EXERCISE INSTRUCTIONS - Search the material for the word "title" and copy each line that holds it.

ENTRIES -
»»
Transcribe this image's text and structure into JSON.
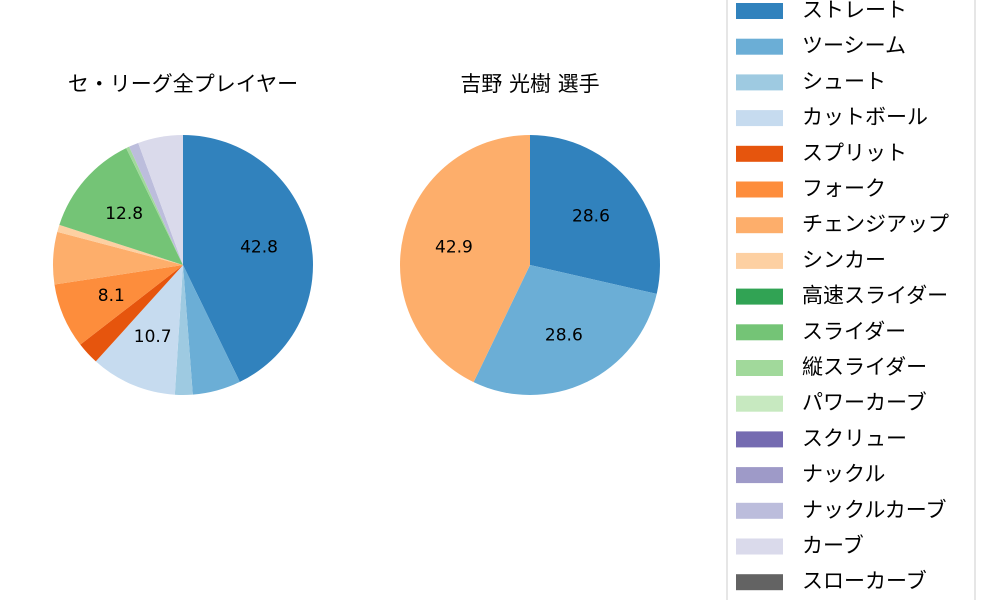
{
  "chart_data": [
    {
      "type": "pie",
      "title": "セ・リーグ全プレイヤー",
      "categories": [
        "ストレート",
        "ツーシーム",
        "シュート",
        "カットボール",
        "スプリット",
        "フォーク",
        "チェンジアップ",
        "シンカー",
        "高速スライダー",
        "スライダー",
        "縦スライダー",
        "パワーカーブ",
        "スクリュー",
        "ナックル",
        "ナックルカーブ",
        "カーブ",
        "スローカーブ"
      ],
      "values": [
        42.8,
        6.0,
        2.2,
        10.7,
        2.8,
        8.1,
        6.5,
        0.9,
        0,
        12.8,
        0.4,
        0,
        0,
        0,
        1.2,
        5.6,
        0
      ],
      "value_labels": [
        "42.8",
        null,
        null,
        "10.7",
        null,
        "8.1",
        null,
        null,
        null,
        "12.8",
        null,
        null,
        null,
        null,
        null,
        null,
        null
      ],
      "colors": [
        "#3182bd",
        "#6baed6",
        "#9ecae1",
        "#c6dbef",
        "#e6550d",
        "#fd8d3c",
        "#fdae6b",
        "#fdd0a2",
        "#31a354",
        "#74c476",
        "#a1d99b",
        "#c7e9c0",
        "#756bb1",
        "#9e9ac8",
        "#bcbddc",
        "#dadaeb",
        "#636363"
      ]
    },
    {
      "type": "pie",
      "title": "吉野 光樹  選手",
      "categories": [
        "ストレート",
        "ツーシーム",
        "チェンジアップ"
      ],
      "values": [
        28.6,
        28.6,
        42.9
      ],
      "colors": [
        "#3182bd",
        "#6baed6",
        "#fdae6b"
      ]
    }
  ]
}
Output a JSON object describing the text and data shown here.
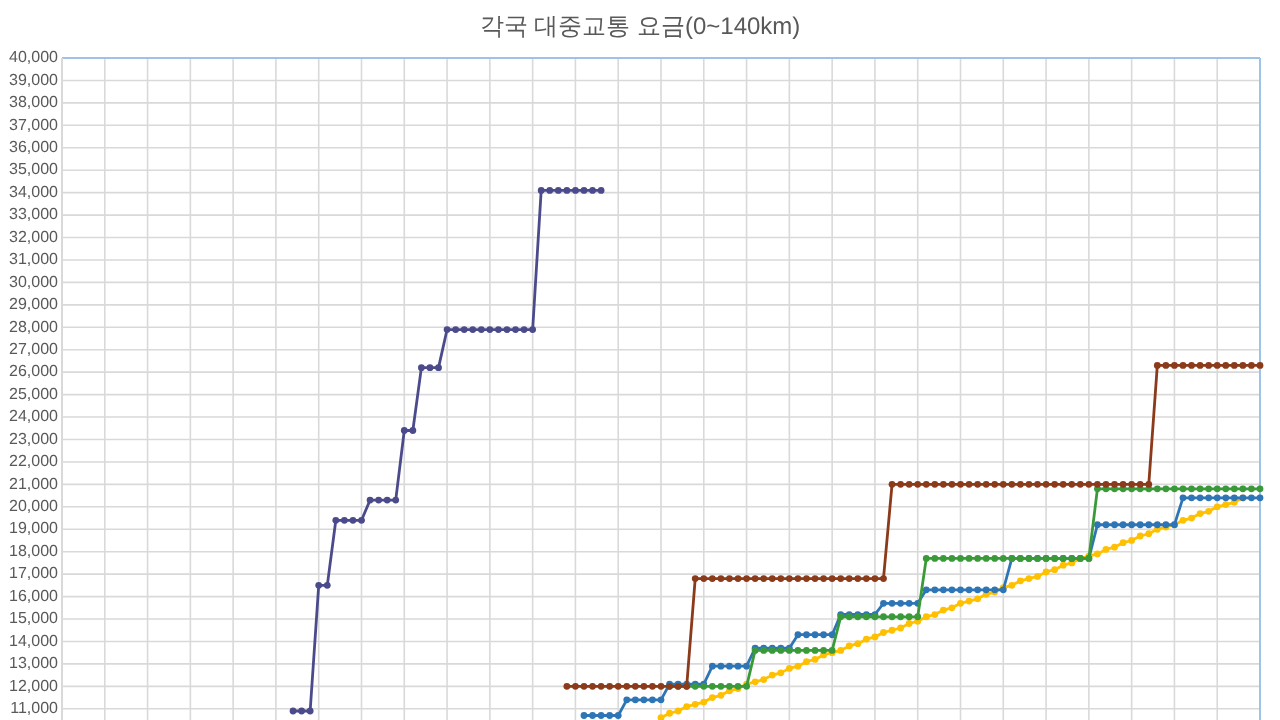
{
  "chart_data": {
    "type": "line",
    "title": "각국 대중교통 요금(0~140km)",
    "categories": [
      null,
      null,
      null,
      null,
      null,
      null,
      null,
      null,
      null,
      null,
      null,
      null,
      null,
      null,
      null,
      null,
      null,
      null,
      null,
      null,
      null,
      null,
      null,
      null,
      null,
      null,
      null,
      null,
      null,
      null,
      null,
      null,
      null,
      null,
      null,
      null,
      null,
      null,
      null,
      null,
      null,
      null,
      null,
      null,
      null,
      null,
      null,
      null,
      null,
      null,
      null,
      null,
      null,
      null,
      null,
      null,
      null,
      null,
      null,
      null,
      null,
      null,
      null,
      null,
      null,
      null,
      null,
      null,
      null,
      null,
      null,
      null,
      null,
      null,
      null,
      null,
      null,
      null,
      null,
      null,
      null,
      null,
      null,
      null,
      null,
      null,
      null,
      null,
      null,
      null,
      null,
      null,
      null,
      null,
      null,
      null,
      null,
      null,
      null,
      null,
      null,
      null,
      null,
      null,
      null,
      null,
      null,
      null,
      null,
      null,
      null,
      null,
      null,
      null,
      null,
      null,
      null,
      null,
      null,
      null,
      null,
      null,
      null,
      null,
      null,
      null,
      null,
      null,
      null,
      null,
      null,
      null,
      null,
      null,
      null,
      null,
      null,
      null,
      null,
      null,
      null
    ],
    "ylim": [
      10500,
      40000
    ],
    "yticks": [
      {
        "value": 11000,
        "label": "11,000"
      },
      {
        "value": 12000,
        "label": "12,000"
      },
      {
        "value": 13000,
        "label": "13,000"
      },
      {
        "value": 14000,
        "label": "14,000"
      },
      {
        "value": 15000,
        "label": "15,000"
      },
      {
        "value": 16000,
        "label": "16,000"
      },
      {
        "value": 17000,
        "label": "17,000"
      },
      {
        "value": 18000,
        "label": "18,000"
      },
      {
        "value": 19000,
        "label": "19,000"
      },
      {
        "value": 20000,
        "label": "20,000"
      },
      {
        "value": 21000,
        "label": "21,000"
      },
      {
        "value": 22000,
        "label": "22,000"
      },
      {
        "value": 23000,
        "label": "23,000"
      },
      {
        "value": 24000,
        "label": "24,000"
      },
      {
        "value": 25000,
        "label": "25,000"
      },
      {
        "value": 26000,
        "label": "26,000"
      },
      {
        "value": 27000,
        "label": "27,000"
      },
      {
        "value": 28000,
        "label": "28,000"
      },
      {
        "value": 29000,
        "label": "29,000"
      },
      {
        "value": 30000,
        "label": "30,000"
      },
      {
        "value": 31000,
        "label": "31,000"
      },
      {
        "value": 32000,
        "label": "32,000"
      },
      {
        "value": 33000,
        "label": "33,000"
      },
      {
        "value": 34000,
        "label": "34,000"
      },
      {
        "value": 35000,
        "label": "35,000"
      },
      {
        "value": 36000,
        "label": "36,000"
      },
      {
        "value": 37000,
        "label": "37,000"
      },
      {
        "value": 38000,
        "label": "38,000"
      },
      {
        "value": 39000,
        "label": "39,000"
      },
      {
        "value": 40000,
        "label": "40,000"
      }
    ],
    "grid": true,
    "marker": "circle",
    "line_style": "solid",
    "series": [
      {
        "color": "#ffc000",
        "values": [
          null,
          null,
          null,
          null,
          null,
          null,
          null,
          null,
          null,
          null,
          null,
          null,
          null,
          null,
          null,
          null,
          null,
          null,
          null,
          null,
          null,
          null,
          null,
          null,
          null,
          null,
          null,
          null,
          null,
          null,
          null,
          null,
          null,
          null,
          null,
          null,
          null,
          null,
          null,
          null,
          null,
          null,
          null,
          null,
          null,
          null,
          null,
          null,
          null,
          null,
          null,
          null,
          null,
          null,
          null,
          null,
          null,
          null,
          null,
          null,
          null,
          null,
          null,
          null,
          null,
          null,
          null,
          null,
          null,
          null,
          10600,
          10800,
          10900,
          11100,
          11200,
          11300,
          11500,
          11600,
          11800,
          11900,
          12100,
          12200,
          12300,
          12500,
          12600,
          12800,
          12900,
          13100,
          13200,
          13400,
          13500,
          13600,
          13800,
          13900,
          14100,
          14200,
          14400,
          14500,
          14600,
          14800,
          14900,
          15100,
          15200,
          15400,
          15500,
          15700,
          15800,
          15900,
          16100,
          16200,
          16400,
          16500,
          16700,
          16800,
          16900,
          17100,
          17200,
          17400,
          17500,
          17700,
          17800,
          17900,
          18100,
          18200,
          18400,
          18500,
          18700,
          18800,
          19000,
          19100,
          19200,
          19400,
          19500,
          19700,
          19800,
          20000,
          20100,
          20200,
          20400,
          null,
          null
        ]
      },
      {
        "color": "#2e75b6",
        "values": [
          null,
          null,
          null,
          null,
          null,
          null,
          null,
          null,
          null,
          null,
          null,
          null,
          null,
          null,
          null,
          null,
          null,
          null,
          null,
          null,
          null,
          null,
          null,
          null,
          null,
          null,
          null,
          null,
          null,
          null,
          null,
          null,
          null,
          null,
          null,
          null,
          null,
          null,
          null,
          null,
          null,
          null,
          null,
          null,
          null,
          null,
          null,
          null,
          null,
          null,
          null,
          null,
          null,
          null,
          null,
          null,
          null,
          null,
          null,
          null,
          null,
          10700,
          10700,
          10700,
          10700,
          10700,
          11400,
          11400,
          11400,
          11400,
          11400,
          12100,
          12100,
          12100,
          12100,
          12100,
          12900,
          12900,
          12900,
          12900,
          12900,
          13700,
          13700,
          13700,
          13700,
          13700,
          14300,
          14300,
          14300,
          14300,
          14300,
          15200,
          15200,
          15200,
          15200,
          15200,
          15700,
          15700,
          15700,
          15700,
          15700,
          16300,
          16300,
          16300,
          16300,
          16300,
          16300,
          16300,
          16300,
          16300,
          16300,
          17700,
          17700,
          17700,
          17700,
          17700,
          17700,
          17700,
          17700,
          17700,
          17700,
          19200,
          19200,
          19200,
          19200,
          19200,
          19200,
          19200,
          19200,
          19200,
          19200,
          20400,
          20400,
          20400,
          20400,
          20400,
          20400,
          20400,
          20400,
          20400,
          20400
        ]
      },
      {
        "color": "#3a9a3a",
        "values": [
          null,
          null,
          null,
          null,
          null,
          null,
          null,
          null,
          null,
          null,
          null,
          null,
          null,
          null,
          null,
          null,
          null,
          null,
          null,
          null,
          null,
          null,
          null,
          null,
          null,
          null,
          null,
          null,
          null,
          null,
          null,
          null,
          null,
          null,
          null,
          null,
          null,
          null,
          null,
          null,
          null,
          null,
          null,
          null,
          null,
          null,
          null,
          null,
          null,
          null,
          null,
          null,
          null,
          null,
          null,
          null,
          null,
          null,
          null,
          null,
          null,
          null,
          null,
          null,
          null,
          null,
          null,
          null,
          null,
          null,
          null,
          12000,
          12000,
          12000,
          12000,
          12000,
          12000,
          12000,
          12000,
          12000,
          12000,
          13600,
          13600,
          13600,
          13600,
          13600,
          13600,
          13600,
          13600,
          13600,
          13600,
          15100,
          15100,
          15100,
          15100,
          15100,
          15100,
          15100,
          15100,
          15100,
          15100,
          17700,
          17700,
          17700,
          17700,
          17700,
          17700,
          17700,
          17700,
          17700,
          17700,
          17700,
          17700,
          17700,
          17700,
          17700,
          17700,
          17700,
          17700,
          17700,
          17700,
          20800,
          20800,
          20800,
          20800,
          20800,
          20800,
          20800,
          20800,
          20800,
          20800,
          20800,
          20800,
          20800,
          20800,
          20800,
          20800,
          20800,
          20800,
          20800,
          20800
        ]
      },
      {
        "color": "#8b3a1a",
        "values": [
          null,
          null,
          null,
          null,
          null,
          null,
          null,
          null,
          null,
          null,
          null,
          null,
          null,
          null,
          null,
          null,
          null,
          null,
          null,
          null,
          null,
          null,
          null,
          null,
          null,
          null,
          null,
          null,
          null,
          null,
          null,
          null,
          null,
          null,
          null,
          null,
          null,
          null,
          null,
          null,
          null,
          null,
          null,
          null,
          null,
          null,
          null,
          null,
          null,
          null,
          null,
          null,
          null,
          null,
          null,
          null,
          null,
          null,
          null,
          12000,
          12000,
          12000,
          12000,
          12000,
          12000,
          12000,
          12000,
          12000,
          12000,
          12000,
          12000,
          12000,
          12000,
          12000,
          16800,
          16800,
          16800,
          16800,
          16800,
          16800,
          16800,
          16800,
          16800,
          16800,
          16800,
          16800,
          16800,
          16800,
          16800,
          16800,
          16800,
          16800,
          16800,
          16800,
          16800,
          16800,
          16800,
          21000,
          21000,
          21000,
          21000,
          21000,
          21000,
          21000,
          21000,
          21000,
          21000,
          21000,
          21000,
          21000,
          21000,
          21000,
          21000,
          21000,
          21000,
          21000,
          21000,
          21000,
          21000,
          21000,
          21000,
          21000,
          21000,
          21000,
          21000,
          21000,
          21000,
          21000,
          26300,
          26300,
          26300,
          26300,
          26300,
          26300,
          26300,
          26300,
          26300,
          26300,
          26300,
          26300,
          26300
        ]
      },
      {
        "color": "#4b4b8c",
        "values": [
          null,
          null,
          null,
          null,
          null,
          null,
          null,
          null,
          null,
          null,
          null,
          null,
          null,
          null,
          null,
          null,
          null,
          null,
          null,
          null,
          null,
          null,
          null,
          null,
          null,
          null,
          null,
          10900,
          10900,
          10900,
          16500,
          16500,
          19400,
          19400,
          19400,
          19400,
          20300,
          20300,
          20300,
          20300,
          23400,
          23400,
          26200,
          26200,
          26200,
          27900,
          27900,
          27900,
          27900,
          27900,
          27900,
          27900,
          27900,
          27900,
          27900,
          27900,
          34100,
          34100,
          34100,
          34100,
          34100,
          34100,
          34100,
          34100,
          null,
          null,
          null,
          null,
          null,
          null,
          null,
          null,
          null,
          null,
          null,
          null,
          null,
          null,
          null,
          null,
          null,
          null,
          null,
          null,
          null,
          null,
          null,
          null,
          null,
          null,
          null,
          null,
          null,
          null,
          null,
          null,
          null,
          null,
          null,
          null,
          null,
          null,
          null,
          null,
          null,
          null,
          null,
          null,
          null,
          null,
          null,
          null,
          null,
          null,
          null,
          null,
          null,
          null,
          null,
          null,
          null,
          null,
          null,
          null,
          null,
          null,
          null,
          null,
          null,
          null,
          null,
          null,
          null,
          null,
          null,
          null,
          null,
          null,
          null,
          null,
          null
        ]
      }
    ]
  }
}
««
WORKED ANSWER -
      "title": "セ・リーグ全プレイヤー",
      "title": "吉野 光樹  選手",
    "title": "각국 대중교통 요금(0~140km)",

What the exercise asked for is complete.